──────── Supplied data

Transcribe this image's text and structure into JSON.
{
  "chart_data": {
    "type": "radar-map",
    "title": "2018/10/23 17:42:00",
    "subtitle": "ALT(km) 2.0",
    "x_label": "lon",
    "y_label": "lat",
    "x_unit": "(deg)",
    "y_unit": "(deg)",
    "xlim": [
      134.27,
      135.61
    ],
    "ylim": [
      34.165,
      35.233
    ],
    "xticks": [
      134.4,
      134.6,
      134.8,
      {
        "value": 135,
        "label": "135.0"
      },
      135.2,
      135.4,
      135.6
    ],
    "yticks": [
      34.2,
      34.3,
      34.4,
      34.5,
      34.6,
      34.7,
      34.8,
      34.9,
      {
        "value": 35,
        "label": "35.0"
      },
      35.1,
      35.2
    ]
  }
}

────────────────

> [Exercise instructions]: Your task is to transcribe the listing above in full, exactly as given.

> [The result]:
Transcribe this image's text and structure into JSON.
{
  "chart_data": {
    "type": "radar-map",
    "title": "2018/10/23 17:42:00",
    "subtitle": "ALT(km) 2.0",
    "x_label": "lon",
    "y_label": "lat",
    "x_unit": "(deg)",
    "y_unit": "(deg)",
    "xlim": [
      134.27,
      135.61
    ],
    "ylim": [
      34.165,
      35.233
    ],
    "xticks": [
      134.4,
      134.6,
      134.8,
      {
        "value": 135,
        "label": "135.0"
      },
      135.2,
      135.4,
      135.6
    ],
    "yticks": [
      34.2,
      34.3,
      34.4,
      34.5,
      34.6,
      34.7,
      34.8,
      34.9,
      {
        "value": 35,
        "label": "35.0"
      },
      35.1,
      35.2
    ]
  }
}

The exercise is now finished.